SUPPLIED DATA:

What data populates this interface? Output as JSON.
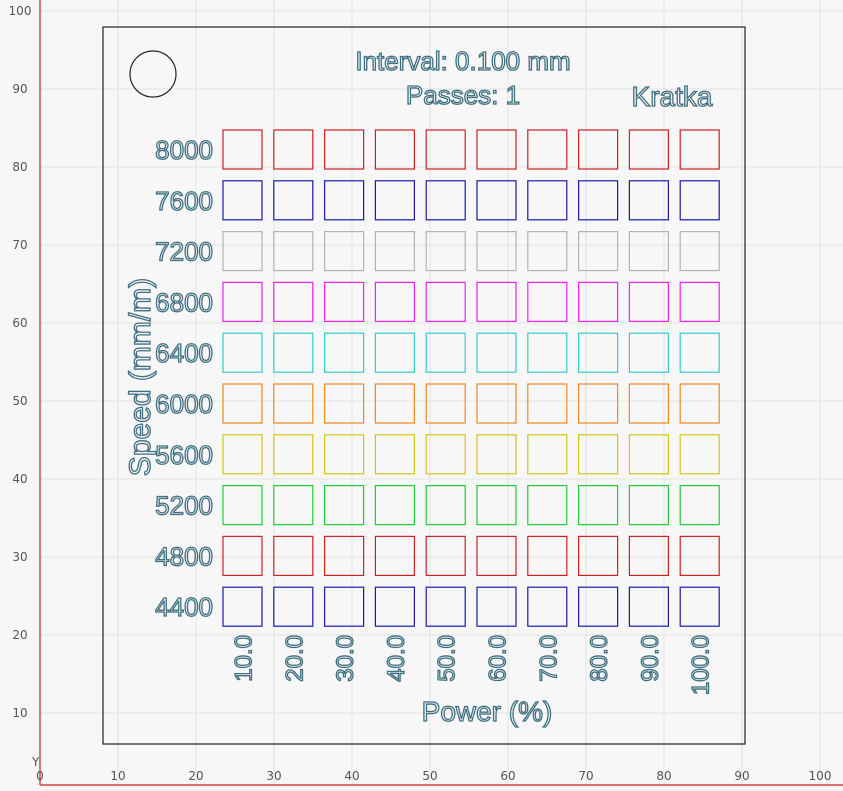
{
  "workspace": {
    "x_ticks": [
      "0",
      "10",
      "20",
      "30",
      "40",
      "50",
      "60",
      "70",
      "80",
      "90",
      "100"
    ],
    "y_ticks": [
      "100",
      "90",
      "80",
      "70",
      "60",
      "50",
      "40",
      "30",
      "20",
      "10"
    ],
    "axis_label_y": "Y"
  },
  "card": {
    "interval_text": "Interval: 0.100 mm",
    "passes_text": "Passes: 1",
    "name_text": "Kratka",
    "y_axis_title": "Speed (mm/m)",
    "x_axis_title": "Power (%)"
  },
  "grid": {
    "speeds": [
      {
        "label": "8000",
        "color": "#cc2222"
      },
      {
        "label": "7600",
        "color": "#1a1aa8"
      },
      {
        "label": "7200",
        "color": "#b3b3b3"
      },
      {
        "label": "6800",
        "color": "#ee22ee"
      },
      {
        "label": "6400",
        "color": "#33cccc"
      },
      {
        "label": "6000",
        "color": "#ee8822"
      },
      {
        "label": "5600",
        "color": "#d6c41c"
      },
      {
        "label": "5200",
        "color": "#22cc33"
      },
      {
        "label": "4800",
        "color": "#cc2222"
      },
      {
        "label": "4400",
        "color": "#1a1aa8"
      }
    ],
    "powers": [
      "10.0",
      "20.0",
      "30.0",
      "40.0",
      "50.0",
      "60.0",
      "70.0",
      "80.0",
      "90.0",
      "100.0"
    ]
  }
}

PROBLEM DESCRIPTION: Copy every record above exactly, leaving out any pictures.

SOLUTION FOR THIS EXERCISE:
What data populates this interface? Output as JSON.
{
  "workspace": {
    "x_ticks": [
      "0",
      "10",
      "20",
      "30",
      "40",
      "50",
      "60",
      "70",
      "80",
      "90",
      "100"
    ],
    "y_ticks": [
      "100",
      "90",
      "80",
      "70",
      "60",
      "50",
      "40",
      "30",
      "20",
      "10"
    ],
    "axis_label_y": "Y"
  },
  "card": {
    "interval_text": "Interval: 0.100 mm",
    "passes_text": "Passes: 1",
    "name_text": "Kratka",
    "y_axis_title": "Speed (mm/m)",
    "x_axis_title": "Power (%)"
  },
  "grid": {
    "speeds": [
      {
        "label": "8000",
        "color": "#cc2222"
      },
      {
        "label": "7600",
        "color": "#1a1aa8"
      },
      {
        "label": "7200",
        "color": "#b3b3b3"
      },
      {
        "label": "6800",
        "color": "#ee22ee"
      },
      {
        "label": "6400",
        "color": "#33cccc"
      },
      {
        "label": "6000",
        "color": "#ee8822"
      },
      {
        "label": "5600",
        "color": "#d6c41c"
      },
      {
        "label": "5200",
        "color": "#22cc33"
      },
      {
        "label": "4800",
        "color": "#cc2222"
      },
      {
        "label": "4400",
        "color": "#1a1aa8"
      }
    ],
    "powers": [
      "10.0",
      "20.0",
      "30.0",
      "40.0",
      "50.0",
      "60.0",
      "70.0",
      "80.0",
      "90.0",
      "100.0"
    ]
  }
}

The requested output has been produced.